Exercise prompt:
Copy out all the records, word for word.

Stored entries
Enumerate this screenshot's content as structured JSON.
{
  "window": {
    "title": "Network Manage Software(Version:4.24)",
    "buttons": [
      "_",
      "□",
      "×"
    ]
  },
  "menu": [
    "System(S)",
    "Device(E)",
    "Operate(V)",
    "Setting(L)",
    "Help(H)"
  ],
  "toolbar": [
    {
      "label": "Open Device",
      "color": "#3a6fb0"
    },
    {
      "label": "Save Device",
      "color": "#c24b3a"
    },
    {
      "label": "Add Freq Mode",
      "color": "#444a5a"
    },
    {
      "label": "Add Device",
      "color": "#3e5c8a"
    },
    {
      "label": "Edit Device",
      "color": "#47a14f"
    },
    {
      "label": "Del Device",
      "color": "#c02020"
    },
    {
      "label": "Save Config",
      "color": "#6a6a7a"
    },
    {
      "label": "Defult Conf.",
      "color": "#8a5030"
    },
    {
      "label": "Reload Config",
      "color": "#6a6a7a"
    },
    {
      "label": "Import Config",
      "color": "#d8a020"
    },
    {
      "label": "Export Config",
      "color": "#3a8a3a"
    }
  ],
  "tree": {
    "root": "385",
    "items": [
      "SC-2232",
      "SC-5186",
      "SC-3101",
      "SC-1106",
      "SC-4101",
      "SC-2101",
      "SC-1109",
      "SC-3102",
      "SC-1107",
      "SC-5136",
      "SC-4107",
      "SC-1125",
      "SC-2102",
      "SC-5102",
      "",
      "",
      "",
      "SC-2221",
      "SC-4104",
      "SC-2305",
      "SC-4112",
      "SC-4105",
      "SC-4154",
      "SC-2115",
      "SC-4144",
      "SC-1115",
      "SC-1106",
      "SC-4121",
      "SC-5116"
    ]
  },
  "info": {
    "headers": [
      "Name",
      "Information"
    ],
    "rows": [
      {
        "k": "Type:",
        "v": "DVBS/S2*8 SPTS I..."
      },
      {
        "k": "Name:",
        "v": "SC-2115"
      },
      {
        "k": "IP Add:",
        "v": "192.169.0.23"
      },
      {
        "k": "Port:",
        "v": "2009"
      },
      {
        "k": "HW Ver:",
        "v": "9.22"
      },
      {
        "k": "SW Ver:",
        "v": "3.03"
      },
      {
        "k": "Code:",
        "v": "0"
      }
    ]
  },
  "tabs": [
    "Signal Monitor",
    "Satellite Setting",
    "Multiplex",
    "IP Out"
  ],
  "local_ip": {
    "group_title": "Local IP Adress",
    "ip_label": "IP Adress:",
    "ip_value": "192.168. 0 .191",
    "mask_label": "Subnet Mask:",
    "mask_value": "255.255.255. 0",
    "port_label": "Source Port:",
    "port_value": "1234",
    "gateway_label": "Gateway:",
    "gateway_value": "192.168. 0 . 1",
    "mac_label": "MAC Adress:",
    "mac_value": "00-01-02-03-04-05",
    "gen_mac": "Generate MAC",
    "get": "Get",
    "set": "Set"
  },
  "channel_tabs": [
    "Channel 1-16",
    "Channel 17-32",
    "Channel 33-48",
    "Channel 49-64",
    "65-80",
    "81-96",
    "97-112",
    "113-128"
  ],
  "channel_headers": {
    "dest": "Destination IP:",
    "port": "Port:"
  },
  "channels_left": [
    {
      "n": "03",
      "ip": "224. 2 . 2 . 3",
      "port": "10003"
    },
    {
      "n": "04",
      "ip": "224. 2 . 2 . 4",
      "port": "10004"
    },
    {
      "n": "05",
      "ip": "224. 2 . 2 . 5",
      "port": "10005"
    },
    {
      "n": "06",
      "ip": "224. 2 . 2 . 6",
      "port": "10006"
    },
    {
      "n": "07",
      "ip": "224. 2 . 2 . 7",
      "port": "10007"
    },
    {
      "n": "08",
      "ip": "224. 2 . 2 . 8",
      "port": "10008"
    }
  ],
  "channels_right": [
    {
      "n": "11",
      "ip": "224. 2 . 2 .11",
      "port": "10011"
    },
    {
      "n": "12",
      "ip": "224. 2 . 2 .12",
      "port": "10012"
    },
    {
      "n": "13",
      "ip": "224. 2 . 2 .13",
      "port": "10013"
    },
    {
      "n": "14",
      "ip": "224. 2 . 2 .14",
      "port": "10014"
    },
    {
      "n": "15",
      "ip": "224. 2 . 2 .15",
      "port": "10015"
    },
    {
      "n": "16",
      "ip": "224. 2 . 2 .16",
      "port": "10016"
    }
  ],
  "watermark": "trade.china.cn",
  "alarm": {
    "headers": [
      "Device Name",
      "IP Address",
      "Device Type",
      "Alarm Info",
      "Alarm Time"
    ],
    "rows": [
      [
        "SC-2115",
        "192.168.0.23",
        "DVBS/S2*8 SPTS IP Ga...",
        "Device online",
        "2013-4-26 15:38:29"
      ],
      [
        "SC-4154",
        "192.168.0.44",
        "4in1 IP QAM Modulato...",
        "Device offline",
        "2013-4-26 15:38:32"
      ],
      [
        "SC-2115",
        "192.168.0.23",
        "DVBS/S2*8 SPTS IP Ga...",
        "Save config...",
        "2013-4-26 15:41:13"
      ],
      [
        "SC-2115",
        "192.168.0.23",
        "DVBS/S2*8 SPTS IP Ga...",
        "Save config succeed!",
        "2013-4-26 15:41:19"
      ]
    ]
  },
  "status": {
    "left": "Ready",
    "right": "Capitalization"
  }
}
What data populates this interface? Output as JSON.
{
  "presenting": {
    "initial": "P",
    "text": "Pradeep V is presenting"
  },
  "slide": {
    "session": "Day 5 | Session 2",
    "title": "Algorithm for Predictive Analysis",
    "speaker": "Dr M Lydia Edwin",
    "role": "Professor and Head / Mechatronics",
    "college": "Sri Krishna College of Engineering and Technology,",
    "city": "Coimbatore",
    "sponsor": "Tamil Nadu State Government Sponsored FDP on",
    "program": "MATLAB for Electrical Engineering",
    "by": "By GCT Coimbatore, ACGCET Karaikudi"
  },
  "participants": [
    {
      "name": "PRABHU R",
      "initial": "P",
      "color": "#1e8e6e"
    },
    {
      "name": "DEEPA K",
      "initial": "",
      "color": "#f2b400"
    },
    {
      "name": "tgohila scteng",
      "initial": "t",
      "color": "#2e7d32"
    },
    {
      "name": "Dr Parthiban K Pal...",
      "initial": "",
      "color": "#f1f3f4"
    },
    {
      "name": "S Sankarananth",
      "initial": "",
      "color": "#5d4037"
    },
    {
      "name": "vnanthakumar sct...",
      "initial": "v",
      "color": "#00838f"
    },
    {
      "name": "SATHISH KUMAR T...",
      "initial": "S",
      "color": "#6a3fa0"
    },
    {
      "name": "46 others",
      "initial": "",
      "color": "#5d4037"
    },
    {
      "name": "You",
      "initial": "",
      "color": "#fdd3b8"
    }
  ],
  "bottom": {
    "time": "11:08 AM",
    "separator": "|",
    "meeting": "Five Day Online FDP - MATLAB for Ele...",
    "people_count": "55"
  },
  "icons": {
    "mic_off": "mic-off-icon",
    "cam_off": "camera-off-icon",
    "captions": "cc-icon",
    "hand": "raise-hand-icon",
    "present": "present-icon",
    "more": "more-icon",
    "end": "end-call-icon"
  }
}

Finished task:
Enumerate this screenshot's content as structured JSON.
{
  "window": {
    "title": "Network Manage Software(Version:4.24)",
    "buttons": [
      "_",
      "□",
      "×"
    ]
  },
  "menu": [
    "System(S)",
    "Device(E)",
    "Operate(V)",
    "Setting(L)",
    "Help(H)"
  ],
  "toolbar": [
    {
      "label": "Open Device",
      "color": "#3a6fb0"
    },
    {
      "label": "Save Device",
      "color": "#c24b3a"
    },
    {
      "label": "Add Freq Mode",
      "color": "#444a5a"
    },
    {
      "label": "Add Device",
      "color": "#3e5c8a"
    },
    {
      "label": "Edit Device",
      "color": "#47a14f"
    },
    {
      "label": "Del Device",
      "color": "#c02020"
    },
    {
      "label": "Save Config",
      "color": "#6a6a7a"
    },
    {
      "label": "Defult Conf.",
      "color": "#8a5030"
    },
    {
      "label": "Reload Config",
      "color": "#6a6a7a"
    },
    {
      "label": "Import Config",
      "color": "#d8a020"
    },
    {
      "label": "Export Config",
      "color": "#3a8a3a"
    }
  ],
  "tree": {
    "root": "385",
    "items": [
      "SC-2232",
      "SC-5186",
      "SC-3101",
      "SC-1106",
      "SC-4101",
      "SC-2101",
      "SC-1109",
      "SC-3102",
      "SC-1107",
      "SC-5136",
      "SC-4107",
      "SC-1125",
      "SC-2102",
      "SC-5102",
      "",
      "",
      "",
      "SC-2221",
      "SC-4104",
      "SC-2305",
      "SC-4112",
      "SC-4105",
      "SC-4154",
      "SC-2115",
      "SC-4144",
      "SC-1115",
      "SC-1106",
      "SC-4121",
      "SC-5116"
    ]
  },
  "info": {
    "headers": [
      "Name",
      "Information"
    ],
    "rows": [
      {
        "k": "Type:",
        "v": "DVBS/S2*8 SPTS I..."
      },
      {
        "k": "Name:",
        "v": "SC-2115"
      },
      {
        "k": "IP Add:",
        "v": "192.169.0.23"
      },
      {
        "k": "Port:",
        "v": "2009"
      },
      {
        "k": "HW Ver:",
        "v": "9.22"
      },
      {
        "k": "SW Ver:",
        "v": "3.03"
      },
      {
        "k": "Code:",
        "v": "0"
      }
    ]
  },
  "tabs": [
    "Signal Monitor",
    "Satellite Setting",
    "Multiplex",
    "IP Out"
  ],
  "local_ip": {
    "group_title": "Local IP Adress",
    "ip_label": "IP Adress:",
    "ip_value": "192.168. 0 .191",
    "mask_label": "Subnet Mask:",
    "mask_value": "255.255.255. 0",
    "port_label": "Source Port:",
    "port_value": "1234",
    "gateway_label": "Gateway:",
    "gateway_value": "192.168. 0 . 1",
    "mac_label": "MAC Adress:",
    "mac_value": "00-01-02-03-04-05",
    "gen_mac": "Generate MAC",
    "get": "Get",
    "set": "Set"
  },
  "channel_tabs": [
    "Channel 1-16",
    "Channel 17-32",
    "Channel 33-48",
    "Channel 49-64",
    "65-80",
    "81-96",
    "97-112",
    "113-128"
  ],
  "channel_headers": {
    "dest": "Destination IP:",
    "port": "Port:"
  },
  "channels_left": [
    {
      "n": "03",
      "ip": "224. 2 . 2 . 3",
      "port": "10003"
    },
    {
      "n": "04",
      "ip": "224. 2 . 2 . 4",
      "port": "10004"
    },
    {
      "n": "05",
      "ip": "224. 2 . 2 . 5",
      "port": "10005"
    },
    {
      "n": "06",
      "ip": "224. 2 . 2 . 6",
      "port": "10006"
    },
    {
      "n": "07",
      "ip": "224. 2 . 2 . 7",
      "port": "10007"
    },
    {
      "n": "08",
      "ip": "224. 2 . 2 . 8",
      "port": "10008"
    }
  ],
  "channels_right": [
    {
      "n": "11",
      "ip": "224. 2 . 2 .11",
      "port": "10011"
    },
    {
      "n": "12",
      "ip": "224. 2 . 2 .12",
      "port": "10012"
    },
    {
      "n": "13",
      "ip": "224. 2 . 2 .13",
      "port": "10013"
    },
    {
      "n": "14",
      "ip": "224. 2 . 2 .14",
      "port": "10014"
    },
    {
      "n": "15",
      "ip": "224. 2 . 2 .15",
      "port": "10015"
    },
    {
      "n": "16",
      "ip": "224. 2 . 2 .16",
      "port": "10016"
    }
  ],
  "watermark": "trade.china.cn",
  "alarm": {
    "headers": [
      "Device Name",
      "IP Address",
      "Device Type",
      "Alarm Info",
      "Alarm Time"
    ],
    "rows": [
      [
        "SC-2115",
        "192.168.0.23",
        "DVBS/S2*8 SPTS IP Ga...",
        "Device online",
        "2013-4-26 15:38:29"
      ],
      [
        "SC-4154",
        "192.168.0.44",
        "4in1 IP QAM Modulato...",
        "Device offline",
        "2013-4-26 15:38:32"
      ],
      [
        "SC-2115",
        "192.168.0.23",
        "DVBS/S2*8 SPTS IP Ga...",
        "Save config...",
        "2013-4-26 15:41:13"
      ],
      [
        "SC-2115",
        "192.168.0.23",
        "DVBS/S2*8 SPTS IP Ga...",
        "Save config succeed!",
        "2013-4-26 15:41:19"
      ]
    ]
  },
  "status": {
    "left": "Ready",
    "right": "Capitalization"
  }
}
What data populates this interface? Output as JSON.
{
  "presenting": {
    "initial": "P",
    "text": "Pradeep V is presenting"
  },
  "slide": {
    "session": "Day 5 | Session 2",
    "title": "Algorithm for Predictive Analysis",
    "speaker": "Dr M Lydia Edwin",
    "role": "Professor and Head / Mechatronics",
    "college": "Sri Krishna College of Engineering and Technology,",
    "city": "Coimbatore",
    "sponsor": "Tamil Nadu State Government Sponsored FDP on",
    "program": "MATLAB for Electrical Engineering",
    "by": "By GCT Coimbatore, ACGCET Karaikudi"
  },
  "participants": [
    {
      "name": "PRABHU R",
      "initial": "P",
      "color": "#1e8e6e"
    },
    {
      "name": "DEEPA K",
      "initial": "",
      "color": "#f2b400"
    },
    {
      "name": "tgohila scteng",
      "initial": "t",
      "color": "#2e7d32"
    },
    {
      "name": "Dr Parthiban K Pal...",
      "initial": "",
      "color": "#f1f3f4"
    },
    {
      "name": "S Sankarananth",
      "initial": "",
      "color": "#5d4037"
    },
    {
      "name": "vnanthakumar sct...",
      "initial": "v",
      "color": "#00838f"
    },
    {
      "name": "SATHISH KUMAR T...",
      "initial": "S",
      "color": "#6a3fa0"
    },
    {
      "name": "46 others",
      "initial": "",
      "color": "#5d4037"
    },
    {
      "name": "You",
      "initial": "",
      "color": "#fdd3b8"
    }
  ],
  "bottom": {
    "time": "11:08 AM",
    "separator": "|",
    "meeting": "Five Day Online FDP - MATLAB for Ele...",
    "people_count": "55"
  },
  "icons": {
    "mic_off": "mic-off-icon",
    "cam_off": "camera-off-icon",
    "captions": "cc-icon",
    "hand": "raise-hand-icon",
    "present": "present-icon",
    "more": "more-icon",
    "end": "end-call-icon"
  }
}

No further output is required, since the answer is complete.